- _Given problem_
Retype the tail of the data exactly, starting at the line containing "Serialize everything readable" and stopping at the last line.

Stored data
----------------------------------------

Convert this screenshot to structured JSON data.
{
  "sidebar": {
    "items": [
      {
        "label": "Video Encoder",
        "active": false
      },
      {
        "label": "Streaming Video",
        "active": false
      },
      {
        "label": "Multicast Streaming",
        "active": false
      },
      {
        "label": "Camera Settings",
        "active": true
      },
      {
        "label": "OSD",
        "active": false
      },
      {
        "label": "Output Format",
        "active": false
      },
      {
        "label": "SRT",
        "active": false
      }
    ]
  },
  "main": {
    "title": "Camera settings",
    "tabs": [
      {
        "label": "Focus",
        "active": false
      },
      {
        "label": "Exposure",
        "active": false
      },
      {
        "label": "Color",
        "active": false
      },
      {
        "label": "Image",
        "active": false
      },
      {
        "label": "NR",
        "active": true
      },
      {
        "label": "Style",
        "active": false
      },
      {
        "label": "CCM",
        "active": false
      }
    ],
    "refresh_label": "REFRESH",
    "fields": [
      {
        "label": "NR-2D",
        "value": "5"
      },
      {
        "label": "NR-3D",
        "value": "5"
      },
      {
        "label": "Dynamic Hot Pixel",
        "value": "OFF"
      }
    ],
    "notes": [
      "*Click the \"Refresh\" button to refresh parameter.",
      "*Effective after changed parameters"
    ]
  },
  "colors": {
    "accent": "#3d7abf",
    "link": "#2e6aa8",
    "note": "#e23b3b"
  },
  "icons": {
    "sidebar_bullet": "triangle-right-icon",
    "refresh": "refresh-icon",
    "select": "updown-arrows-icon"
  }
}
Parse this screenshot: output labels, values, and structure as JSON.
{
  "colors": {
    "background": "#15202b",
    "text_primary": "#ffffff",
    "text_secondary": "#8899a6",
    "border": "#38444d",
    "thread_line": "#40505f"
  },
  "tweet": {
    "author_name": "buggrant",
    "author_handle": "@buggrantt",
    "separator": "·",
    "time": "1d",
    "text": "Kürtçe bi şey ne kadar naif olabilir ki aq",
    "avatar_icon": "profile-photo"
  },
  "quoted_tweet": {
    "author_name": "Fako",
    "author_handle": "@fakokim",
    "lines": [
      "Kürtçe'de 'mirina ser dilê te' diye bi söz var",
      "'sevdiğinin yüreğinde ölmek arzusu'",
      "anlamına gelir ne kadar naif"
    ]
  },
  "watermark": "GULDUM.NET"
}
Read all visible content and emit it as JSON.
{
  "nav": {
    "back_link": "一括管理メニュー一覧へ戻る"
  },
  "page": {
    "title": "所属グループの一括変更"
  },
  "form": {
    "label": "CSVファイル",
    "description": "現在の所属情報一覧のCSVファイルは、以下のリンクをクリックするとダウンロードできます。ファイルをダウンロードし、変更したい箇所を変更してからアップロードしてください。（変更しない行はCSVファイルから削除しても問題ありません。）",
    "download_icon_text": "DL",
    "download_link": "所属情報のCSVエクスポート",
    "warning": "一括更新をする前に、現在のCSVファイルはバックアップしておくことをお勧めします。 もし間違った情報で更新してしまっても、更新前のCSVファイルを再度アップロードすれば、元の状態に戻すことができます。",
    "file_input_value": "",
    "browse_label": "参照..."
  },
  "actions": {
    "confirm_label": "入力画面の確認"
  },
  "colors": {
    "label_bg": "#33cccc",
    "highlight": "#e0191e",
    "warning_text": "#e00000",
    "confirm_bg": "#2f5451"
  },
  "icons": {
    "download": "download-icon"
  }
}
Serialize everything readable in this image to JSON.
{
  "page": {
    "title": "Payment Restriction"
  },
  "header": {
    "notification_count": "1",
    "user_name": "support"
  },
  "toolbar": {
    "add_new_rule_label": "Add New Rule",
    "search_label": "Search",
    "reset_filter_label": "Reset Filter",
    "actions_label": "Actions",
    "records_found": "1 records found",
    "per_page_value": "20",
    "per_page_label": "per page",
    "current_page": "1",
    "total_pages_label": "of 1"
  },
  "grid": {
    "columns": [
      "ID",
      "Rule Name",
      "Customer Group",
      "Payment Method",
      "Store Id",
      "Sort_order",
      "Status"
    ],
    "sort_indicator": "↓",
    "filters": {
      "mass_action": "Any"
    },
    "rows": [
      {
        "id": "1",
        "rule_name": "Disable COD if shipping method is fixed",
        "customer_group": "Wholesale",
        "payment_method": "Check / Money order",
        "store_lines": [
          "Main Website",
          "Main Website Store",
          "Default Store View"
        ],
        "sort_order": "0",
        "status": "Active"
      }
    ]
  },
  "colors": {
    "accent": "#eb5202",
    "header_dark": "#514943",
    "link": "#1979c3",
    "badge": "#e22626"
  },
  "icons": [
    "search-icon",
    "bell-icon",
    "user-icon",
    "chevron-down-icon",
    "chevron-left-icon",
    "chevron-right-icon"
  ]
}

----------------------------------------

- _Response for this exercise_
Serialize everything readable in this image to JSON.
{
  "page": {
    "title": "Payment Restriction"
  },
  "header": {
    "notification_count": "1",
    "user_name": "support"
  },
  "toolbar": {
    "add_new_rule_label": "Add New Rule",
    "search_label": "Search",
    "reset_filter_label": "Reset Filter",
    "actions_label": "Actions",
    "records_found": "1 records found",
    "per_page_value": "20",
    "per_page_label": "per page",
    "current_page": "1",
    "total_pages_label": "of 1"
  },
  "grid": {
    "columns": [
      "ID",
      "Rule Name",
      "Customer Group",
      "Payment Method",
      "Store Id",
      "Sort_order",
      "Status"
    ],
    "sort_indicator": "↓",
    "filters": {
      "mass_action": "Any"
    },
    "rows": [
      {
        "id": "1",
        "rule_name": "Disable COD if shipping method is fixed",
        "customer_group": "Wholesale",
        "payment_method": "Check / Money order",
        "store_lines": [
          "Main Website",
          "Main Website Store",
          "Default Store View"
        ],
        "sort_order": "0",
        "status": "Active"
      }
    ]
  },
  "colors": {
    "accent": "#eb5202",
    "header_dark": "#514943",
    "link": "#1979c3",
    "badge": "#e22626"
  },
  "icons": [
    "search-icon",
    "bell-icon",
    "user-icon",
    "chevron-down-icon",
    "chevron-left-icon",
    "chevron-right-icon"
  ]
}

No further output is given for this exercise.